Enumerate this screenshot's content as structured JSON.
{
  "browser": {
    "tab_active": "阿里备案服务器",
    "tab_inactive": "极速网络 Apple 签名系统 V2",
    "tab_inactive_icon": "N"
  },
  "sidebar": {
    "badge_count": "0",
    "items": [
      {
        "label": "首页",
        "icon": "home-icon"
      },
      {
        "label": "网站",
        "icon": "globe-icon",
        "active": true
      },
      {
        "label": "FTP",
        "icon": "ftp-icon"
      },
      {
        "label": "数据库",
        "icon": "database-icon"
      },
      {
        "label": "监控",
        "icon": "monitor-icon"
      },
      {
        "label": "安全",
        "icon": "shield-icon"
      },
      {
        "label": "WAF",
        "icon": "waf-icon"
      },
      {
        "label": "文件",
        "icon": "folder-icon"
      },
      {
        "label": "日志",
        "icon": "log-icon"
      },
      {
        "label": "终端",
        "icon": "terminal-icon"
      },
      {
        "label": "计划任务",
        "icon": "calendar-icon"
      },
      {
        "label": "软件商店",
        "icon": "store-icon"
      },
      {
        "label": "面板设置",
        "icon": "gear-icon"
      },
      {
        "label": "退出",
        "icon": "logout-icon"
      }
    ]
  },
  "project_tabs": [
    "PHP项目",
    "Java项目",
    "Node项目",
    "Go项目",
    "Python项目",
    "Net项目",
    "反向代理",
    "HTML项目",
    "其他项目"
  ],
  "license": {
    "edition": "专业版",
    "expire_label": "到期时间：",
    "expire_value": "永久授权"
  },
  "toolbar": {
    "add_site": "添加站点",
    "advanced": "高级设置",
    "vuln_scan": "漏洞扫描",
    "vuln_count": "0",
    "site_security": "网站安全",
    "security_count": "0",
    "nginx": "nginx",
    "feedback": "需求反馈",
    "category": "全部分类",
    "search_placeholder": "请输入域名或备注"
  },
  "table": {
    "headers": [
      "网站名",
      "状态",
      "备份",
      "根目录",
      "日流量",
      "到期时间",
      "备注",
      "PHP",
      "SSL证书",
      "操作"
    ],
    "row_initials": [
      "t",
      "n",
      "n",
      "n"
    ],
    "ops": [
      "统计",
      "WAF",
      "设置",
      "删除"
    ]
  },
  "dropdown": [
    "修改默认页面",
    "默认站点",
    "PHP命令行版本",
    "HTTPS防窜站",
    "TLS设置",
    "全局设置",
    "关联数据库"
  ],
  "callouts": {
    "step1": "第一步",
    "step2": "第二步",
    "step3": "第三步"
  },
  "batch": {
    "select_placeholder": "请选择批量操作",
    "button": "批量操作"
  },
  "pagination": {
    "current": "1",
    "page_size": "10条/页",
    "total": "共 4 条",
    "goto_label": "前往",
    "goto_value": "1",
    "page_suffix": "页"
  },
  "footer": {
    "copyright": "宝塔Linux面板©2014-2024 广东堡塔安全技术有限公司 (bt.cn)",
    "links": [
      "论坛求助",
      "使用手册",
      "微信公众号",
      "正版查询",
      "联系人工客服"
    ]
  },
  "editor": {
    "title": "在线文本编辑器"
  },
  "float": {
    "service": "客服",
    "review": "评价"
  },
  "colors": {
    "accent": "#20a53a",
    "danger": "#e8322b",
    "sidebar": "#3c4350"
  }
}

§ PROBLEM STATEMENT
Each entry must be reproduced verbatim.

§ EXERCISE RESPONSE
Enumerate this screenshot's content as structured JSON.
{
  "browser": {
    "tab_active": "阿里备案服务器",
    "tab_inactive": "极速网络 Apple 签名系统 V2",
    "tab_inactive_icon": "N"
  },
  "sidebar": {
    "badge_count": "0",
    "items": [
      {
        "label": "首页",
        "icon": "home-icon"
      },
      {
        "label": "网站",
        "icon": "globe-icon",
        "active": true
      },
      {
        "label": "FTP",
        "icon": "ftp-icon"
      },
      {
        "label": "数据库",
        "icon": "database-icon"
      },
      {
        "label": "监控",
        "icon": "monitor-icon"
      },
      {
        "label": "安全",
        "icon": "shield-icon"
      },
      {
        "label": "WAF",
        "icon": "waf-icon"
      },
      {
        "label": "文件",
        "icon": "folder-icon"
      },
      {
        "label": "日志",
        "icon": "log-icon"
      },
      {
        "label": "终端",
        "icon": "terminal-icon"
      },
      {
        "label": "计划任务",
        "icon": "calendar-icon"
      },
      {
        "label": "软件商店",
        "icon": "store-icon"
      },
      {
        "label": "面板设置",
        "icon": "gear-icon"
      },
      {
        "label": "退出",
        "icon": "logout-icon"
      }
    ]
  },
  "project_tabs": [
    "PHP项目",
    "Java项目",
    "Node项目",
    "Go项目",
    "Python项目",
    "Net项目",
    "反向代理",
    "HTML项目",
    "其他项目"
  ],
  "license": {
    "edition": "专业版",
    "expire_label": "到期时间：",
    "expire_value": "永久授权"
  },
  "toolbar": {
    "add_site": "添加站点",
    "advanced": "高级设置",
    "vuln_scan": "漏洞扫描",
    "vuln_count": "0",
    "site_security": "网站安全",
    "security_count": "0",
    "nginx": "nginx",
    "feedback": "需求反馈",
    "category": "全部分类",
    "search_placeholder": "请输入域名或备注"
  },
  "table": {
    "headers": [
      "网站名",
      "状态",
      "备份",
      "根目录",
      "日流量",
      "到期时间",
      "备注",
      "PHP",
      "SSL证书",
      "操作"
    ],
    "row_initials": [
      "t",
      "n",
      "n",
      "n"
    ],
    "ops": [
      "统计",
      "WAF",
      "设置",
      "删除"
    ]
  },
  "dropdown": [
    "修改默认页面",
    "默认站点",
    "PHP命令行版本",
    "HTTPS防窜站",
    "TLS设置",
    "全局设置",
    "关联数据库"
  ],
  "callouts": {
    "step1": "第一步",
    "step2": "第二步",
    "step3": "第三步"
  },
  "batch": {
    "select_placeholder": "请选择批量操作",
    "button": "批量操作"
  },
  "pagination": {
    "current": "1",
    "page_size": "10条/页",
    "total": "共 4 条",
    "goto_label": "前往",
    "goto_value": "1",
    "page_suffix": "页"
  },
  "footer": {
    "copyright": "宝塔Linux面板©2014-2024 广东堡塔安全技术有限公司 (bt.cn)",
    "links": [
      "论坛求助",
      "使用手册",
      "微信公众号",
      "正版查询",
      "联系人工客服"
    ]
  },
  "editor": {
    "title": "在线文本编辑器"
  },
  "float": {
    "service": "客服",
    "review": "评价"
  },
  "colors": {
    "accent": "#20a53a",
    "danger": "#e8322b",
    "sidebar": "#3c4350"
  }
}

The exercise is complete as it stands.